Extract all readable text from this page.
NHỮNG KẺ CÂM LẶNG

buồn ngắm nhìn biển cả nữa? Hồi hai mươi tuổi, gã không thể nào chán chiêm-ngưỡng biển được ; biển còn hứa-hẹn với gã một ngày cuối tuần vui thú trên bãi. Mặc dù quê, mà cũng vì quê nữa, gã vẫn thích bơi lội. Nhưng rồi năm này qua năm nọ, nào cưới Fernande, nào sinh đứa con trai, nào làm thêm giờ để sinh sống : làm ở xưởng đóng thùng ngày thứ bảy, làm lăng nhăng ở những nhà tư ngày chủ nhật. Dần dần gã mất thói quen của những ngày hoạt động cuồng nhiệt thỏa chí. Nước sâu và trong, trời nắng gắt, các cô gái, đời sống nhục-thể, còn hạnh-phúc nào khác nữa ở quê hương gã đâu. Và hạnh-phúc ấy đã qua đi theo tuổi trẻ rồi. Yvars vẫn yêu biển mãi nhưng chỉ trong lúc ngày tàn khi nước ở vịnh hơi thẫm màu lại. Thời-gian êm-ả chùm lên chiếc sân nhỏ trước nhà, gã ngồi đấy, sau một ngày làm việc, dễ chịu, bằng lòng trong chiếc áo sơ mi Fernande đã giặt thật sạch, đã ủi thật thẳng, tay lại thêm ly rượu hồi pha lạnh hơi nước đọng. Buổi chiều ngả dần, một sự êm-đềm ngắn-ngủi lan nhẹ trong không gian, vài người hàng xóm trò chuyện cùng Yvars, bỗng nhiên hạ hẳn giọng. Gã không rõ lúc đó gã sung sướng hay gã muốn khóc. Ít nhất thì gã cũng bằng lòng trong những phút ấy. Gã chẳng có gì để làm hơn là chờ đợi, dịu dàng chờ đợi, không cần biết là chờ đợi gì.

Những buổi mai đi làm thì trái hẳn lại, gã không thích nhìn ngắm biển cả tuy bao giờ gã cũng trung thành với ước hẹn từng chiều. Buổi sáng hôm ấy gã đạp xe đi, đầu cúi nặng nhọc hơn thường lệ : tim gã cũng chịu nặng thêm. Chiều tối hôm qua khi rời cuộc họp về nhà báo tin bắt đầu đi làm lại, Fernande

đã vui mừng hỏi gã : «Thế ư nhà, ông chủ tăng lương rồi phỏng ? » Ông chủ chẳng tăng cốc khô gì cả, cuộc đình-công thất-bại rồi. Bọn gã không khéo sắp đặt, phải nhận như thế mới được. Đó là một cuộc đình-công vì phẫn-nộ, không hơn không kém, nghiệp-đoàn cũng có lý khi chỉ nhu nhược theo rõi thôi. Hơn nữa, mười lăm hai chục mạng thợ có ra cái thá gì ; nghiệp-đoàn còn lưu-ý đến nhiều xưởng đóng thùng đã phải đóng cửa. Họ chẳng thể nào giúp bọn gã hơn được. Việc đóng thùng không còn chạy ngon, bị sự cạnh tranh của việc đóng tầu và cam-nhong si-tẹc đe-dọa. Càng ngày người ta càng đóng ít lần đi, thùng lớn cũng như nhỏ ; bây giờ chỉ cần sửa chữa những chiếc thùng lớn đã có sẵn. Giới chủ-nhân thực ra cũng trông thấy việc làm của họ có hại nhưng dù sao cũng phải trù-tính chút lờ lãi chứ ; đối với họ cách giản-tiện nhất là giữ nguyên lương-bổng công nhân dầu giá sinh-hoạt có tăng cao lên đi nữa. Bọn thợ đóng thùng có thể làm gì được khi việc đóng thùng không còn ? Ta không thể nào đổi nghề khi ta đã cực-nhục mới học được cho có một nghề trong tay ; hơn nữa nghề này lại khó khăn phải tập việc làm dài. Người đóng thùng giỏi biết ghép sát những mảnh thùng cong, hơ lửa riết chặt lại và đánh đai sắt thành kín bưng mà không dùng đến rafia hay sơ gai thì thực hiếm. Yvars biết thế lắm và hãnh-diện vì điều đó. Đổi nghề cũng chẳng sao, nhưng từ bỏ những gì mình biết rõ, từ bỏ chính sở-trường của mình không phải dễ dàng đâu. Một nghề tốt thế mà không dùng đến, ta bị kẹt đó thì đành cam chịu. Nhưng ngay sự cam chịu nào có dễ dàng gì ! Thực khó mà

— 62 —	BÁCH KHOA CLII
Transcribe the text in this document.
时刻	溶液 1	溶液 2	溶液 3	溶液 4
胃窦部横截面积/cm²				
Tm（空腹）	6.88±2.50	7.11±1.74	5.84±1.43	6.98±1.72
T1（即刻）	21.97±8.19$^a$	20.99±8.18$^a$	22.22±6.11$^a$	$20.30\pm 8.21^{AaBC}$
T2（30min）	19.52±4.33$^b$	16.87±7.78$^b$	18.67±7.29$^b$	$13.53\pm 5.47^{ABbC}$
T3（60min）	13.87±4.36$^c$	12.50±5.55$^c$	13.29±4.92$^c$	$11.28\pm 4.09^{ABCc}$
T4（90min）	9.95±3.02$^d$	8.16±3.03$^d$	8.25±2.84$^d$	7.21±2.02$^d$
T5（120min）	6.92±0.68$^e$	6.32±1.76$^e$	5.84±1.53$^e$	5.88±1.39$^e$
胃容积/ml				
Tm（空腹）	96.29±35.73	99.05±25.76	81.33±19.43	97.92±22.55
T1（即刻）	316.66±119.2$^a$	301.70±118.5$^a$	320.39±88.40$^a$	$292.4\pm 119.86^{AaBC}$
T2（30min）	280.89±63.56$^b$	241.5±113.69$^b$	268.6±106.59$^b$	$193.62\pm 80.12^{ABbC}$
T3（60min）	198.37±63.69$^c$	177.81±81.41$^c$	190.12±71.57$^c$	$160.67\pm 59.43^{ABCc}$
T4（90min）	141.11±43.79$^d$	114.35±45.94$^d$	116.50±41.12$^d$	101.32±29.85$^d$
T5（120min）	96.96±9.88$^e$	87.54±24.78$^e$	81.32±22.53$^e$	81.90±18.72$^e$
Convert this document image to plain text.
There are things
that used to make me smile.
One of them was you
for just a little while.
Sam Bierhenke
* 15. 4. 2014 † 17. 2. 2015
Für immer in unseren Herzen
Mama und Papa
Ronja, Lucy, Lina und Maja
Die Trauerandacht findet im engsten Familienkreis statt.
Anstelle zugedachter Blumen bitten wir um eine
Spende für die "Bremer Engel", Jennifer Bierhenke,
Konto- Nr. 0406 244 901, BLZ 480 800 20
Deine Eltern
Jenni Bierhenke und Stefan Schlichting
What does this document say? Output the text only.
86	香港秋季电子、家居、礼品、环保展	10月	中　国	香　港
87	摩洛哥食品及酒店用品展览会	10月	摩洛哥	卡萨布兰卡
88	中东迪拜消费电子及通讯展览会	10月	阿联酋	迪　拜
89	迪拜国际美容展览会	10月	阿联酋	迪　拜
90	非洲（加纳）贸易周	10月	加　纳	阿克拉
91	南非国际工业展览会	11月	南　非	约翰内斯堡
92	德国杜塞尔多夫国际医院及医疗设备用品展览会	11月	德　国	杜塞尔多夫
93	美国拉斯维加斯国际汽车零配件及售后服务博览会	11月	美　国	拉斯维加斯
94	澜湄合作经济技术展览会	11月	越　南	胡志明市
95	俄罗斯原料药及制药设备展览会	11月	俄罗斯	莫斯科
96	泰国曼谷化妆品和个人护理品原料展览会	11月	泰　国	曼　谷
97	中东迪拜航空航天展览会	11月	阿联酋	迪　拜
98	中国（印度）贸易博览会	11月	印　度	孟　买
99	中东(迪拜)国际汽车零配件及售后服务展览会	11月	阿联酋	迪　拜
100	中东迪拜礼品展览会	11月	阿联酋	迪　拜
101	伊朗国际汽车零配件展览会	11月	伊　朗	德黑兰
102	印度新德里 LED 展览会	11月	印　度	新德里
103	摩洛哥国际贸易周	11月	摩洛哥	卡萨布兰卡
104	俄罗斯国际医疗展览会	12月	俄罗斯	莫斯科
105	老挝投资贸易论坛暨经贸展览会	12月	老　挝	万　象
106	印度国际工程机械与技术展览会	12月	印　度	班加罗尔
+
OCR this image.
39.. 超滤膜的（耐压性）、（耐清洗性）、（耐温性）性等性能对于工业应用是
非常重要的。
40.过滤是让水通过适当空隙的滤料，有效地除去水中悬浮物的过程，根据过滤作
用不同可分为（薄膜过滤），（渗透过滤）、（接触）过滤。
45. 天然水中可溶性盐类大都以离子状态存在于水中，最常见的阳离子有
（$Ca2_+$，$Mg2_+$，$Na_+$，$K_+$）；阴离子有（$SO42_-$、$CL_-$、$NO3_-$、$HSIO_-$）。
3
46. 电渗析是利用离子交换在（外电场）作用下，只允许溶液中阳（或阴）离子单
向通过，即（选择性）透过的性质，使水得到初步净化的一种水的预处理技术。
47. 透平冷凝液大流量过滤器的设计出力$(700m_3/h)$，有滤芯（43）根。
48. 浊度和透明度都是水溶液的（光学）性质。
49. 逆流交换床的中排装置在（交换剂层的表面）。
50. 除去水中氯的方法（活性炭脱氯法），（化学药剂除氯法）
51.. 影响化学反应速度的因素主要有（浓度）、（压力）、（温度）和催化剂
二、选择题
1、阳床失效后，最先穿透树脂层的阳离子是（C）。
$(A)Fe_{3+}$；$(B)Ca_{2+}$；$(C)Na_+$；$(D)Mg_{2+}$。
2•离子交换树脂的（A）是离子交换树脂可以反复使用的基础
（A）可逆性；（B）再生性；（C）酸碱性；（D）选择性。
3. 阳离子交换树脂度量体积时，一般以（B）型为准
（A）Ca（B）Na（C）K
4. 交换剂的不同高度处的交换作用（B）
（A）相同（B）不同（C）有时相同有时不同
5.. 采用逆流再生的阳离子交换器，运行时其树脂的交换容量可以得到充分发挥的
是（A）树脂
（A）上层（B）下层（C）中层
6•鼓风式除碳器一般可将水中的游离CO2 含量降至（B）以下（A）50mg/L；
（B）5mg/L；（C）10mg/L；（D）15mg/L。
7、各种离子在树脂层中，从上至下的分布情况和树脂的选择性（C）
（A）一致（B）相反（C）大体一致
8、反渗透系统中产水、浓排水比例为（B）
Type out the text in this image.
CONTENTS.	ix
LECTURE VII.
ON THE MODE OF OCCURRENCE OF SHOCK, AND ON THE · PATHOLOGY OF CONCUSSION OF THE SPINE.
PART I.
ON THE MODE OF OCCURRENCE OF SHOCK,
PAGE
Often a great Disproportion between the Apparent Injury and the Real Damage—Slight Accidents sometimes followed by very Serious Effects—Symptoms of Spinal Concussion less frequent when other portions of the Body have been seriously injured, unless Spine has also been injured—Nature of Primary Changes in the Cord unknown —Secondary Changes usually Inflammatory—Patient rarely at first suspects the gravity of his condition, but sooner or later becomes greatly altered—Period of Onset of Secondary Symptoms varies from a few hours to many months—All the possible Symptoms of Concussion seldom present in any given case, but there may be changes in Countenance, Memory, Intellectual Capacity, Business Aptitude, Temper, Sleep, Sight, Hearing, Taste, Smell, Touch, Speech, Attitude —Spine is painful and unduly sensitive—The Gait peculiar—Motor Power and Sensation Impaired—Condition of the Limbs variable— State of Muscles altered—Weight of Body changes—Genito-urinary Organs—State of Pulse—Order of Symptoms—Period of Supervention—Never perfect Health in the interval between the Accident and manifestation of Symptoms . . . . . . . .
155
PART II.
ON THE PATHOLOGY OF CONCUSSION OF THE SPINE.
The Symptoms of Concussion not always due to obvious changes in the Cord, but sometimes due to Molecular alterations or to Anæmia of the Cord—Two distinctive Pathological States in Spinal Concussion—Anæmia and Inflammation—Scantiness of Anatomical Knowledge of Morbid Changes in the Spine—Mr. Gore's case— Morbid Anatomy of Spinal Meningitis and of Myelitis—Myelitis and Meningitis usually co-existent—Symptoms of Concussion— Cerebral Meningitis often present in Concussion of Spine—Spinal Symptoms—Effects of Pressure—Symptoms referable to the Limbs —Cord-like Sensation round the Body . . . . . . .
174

> **AIM OF THE EXERCISE**:
State how many lines include the string "usually". Give no other information.

> **SOLUTION**:
2